Reproduce the complete listing without any deviation.

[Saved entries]
** BEGIN **
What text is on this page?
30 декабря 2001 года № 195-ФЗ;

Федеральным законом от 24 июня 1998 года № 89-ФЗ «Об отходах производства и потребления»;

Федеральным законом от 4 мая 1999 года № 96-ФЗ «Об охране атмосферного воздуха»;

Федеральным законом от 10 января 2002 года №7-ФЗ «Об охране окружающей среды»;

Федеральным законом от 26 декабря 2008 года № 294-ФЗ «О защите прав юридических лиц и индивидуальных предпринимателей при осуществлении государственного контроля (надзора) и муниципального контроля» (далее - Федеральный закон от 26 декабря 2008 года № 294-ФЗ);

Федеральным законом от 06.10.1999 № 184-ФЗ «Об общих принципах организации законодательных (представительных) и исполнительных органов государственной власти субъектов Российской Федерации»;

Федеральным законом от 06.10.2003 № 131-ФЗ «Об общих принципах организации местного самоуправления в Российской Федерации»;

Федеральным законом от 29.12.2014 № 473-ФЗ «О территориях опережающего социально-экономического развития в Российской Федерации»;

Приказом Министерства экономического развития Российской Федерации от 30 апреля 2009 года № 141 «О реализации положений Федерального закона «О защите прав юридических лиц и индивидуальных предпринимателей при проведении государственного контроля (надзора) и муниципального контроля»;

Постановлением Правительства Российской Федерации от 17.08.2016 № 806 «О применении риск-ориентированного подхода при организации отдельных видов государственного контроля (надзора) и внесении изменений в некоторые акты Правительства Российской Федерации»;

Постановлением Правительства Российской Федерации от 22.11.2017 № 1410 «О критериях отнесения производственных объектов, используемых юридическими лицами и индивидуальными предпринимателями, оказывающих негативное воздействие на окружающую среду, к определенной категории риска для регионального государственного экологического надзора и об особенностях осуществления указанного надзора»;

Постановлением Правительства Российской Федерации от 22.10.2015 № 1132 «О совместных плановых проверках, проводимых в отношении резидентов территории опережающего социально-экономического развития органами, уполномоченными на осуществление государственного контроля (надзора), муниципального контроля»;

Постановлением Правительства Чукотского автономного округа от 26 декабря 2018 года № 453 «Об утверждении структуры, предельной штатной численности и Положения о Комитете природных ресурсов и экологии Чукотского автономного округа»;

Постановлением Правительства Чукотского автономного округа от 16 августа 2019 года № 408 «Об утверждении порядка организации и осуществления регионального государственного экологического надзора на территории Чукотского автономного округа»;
** END **
### TASK RESPONSE
What text is on this page?
30 декабря 2001 года № 195-ФЗ;

Федеральным законом от 24 июня 1998 года № 89-ФЗ «Об отходах производства и потребления»;

Федеральным законом от 4 мая 1999 года № 96-ФЗ «Об охране атмосферного воздуха»;

Федеральным законом от 10 января 2002 года №7-ФЗ «Об охране окружающей среды»;

Федеральным законом от 26 декабря 2008 года № 294-ФЗ «О защите прав юридических лиц и индивидуальных предпринимателей при осуществлении государственного контроля (надзора) и муниципального контроля» (далее - Федеральный закон от 26 декабря 2008 года № 294-ФЗ);

Федеральным законом от 06.10.1999 № 184-ФЗ «Об общих принципах организации законодательных (представительных) и исполнительных органов государственной власти субъектов Российской Федерации»;

Федеральным законом от 06.10.2003 № 131-ФЗ «Об общих принципах организации местного самоуправления в Российской Федерации»;

Федеральным законом от 29.12.2014 № 473-ФЗ «О территориях опережающего социально-экономического развития в Российской Федерации»;

Приказом Министерства экономического развития Российской Федерации от 30 апреля 2009 года № 141 «О реализации положений Федерального закона «О защите прав юридических лиц и индивидуальных предпринимателей при проведении государственного контроля (надзора) и муниципального контроля»;

Постановлением Правительства Российской Федерации от 17.08.2016 № 806 «О применении риск-ориентированного подхода при организации отдельных видов государственного контроля (надзора) и внесении изменений в некоторые акты Правительства Российской Федерации»;

Постановлением Правительства Российской Федерации от 22.11.2017 № 1410 «О критериях отнесения производственных объектов, используемых юридическими лицами и индивидуальными предпринимателями, оказывающих негативное воздействие на окружающую среду, к определенной категории риска для регионального государственного экологического надзора и об особенностях осуществления указанного надзора»;

Постановлением Правительства Российской Федерации от 22.10.2015 № 1132 «О совместных плановых проверках, проводимых в отношении резидентов территории опережающего социально-экономического развития органами, уполномоченными на осуществление государственного контроля (надзора), муниципального контроля»;

Постановлением Правительства Чукотского автономного округа от 26 декабря 2018 года № 453 «Об утверждении структуры, предельной штатной численности и Положения о Комитете природных ресурсов и экологии Чукотского автономного округа»;

Постановлением Правительства Чукотского автономного округа от 16 августа 2019 года № 408 «Об утверждении порядка организации и осуществления регионального государственного экологического надзора на территории Чукотского автономного округа»;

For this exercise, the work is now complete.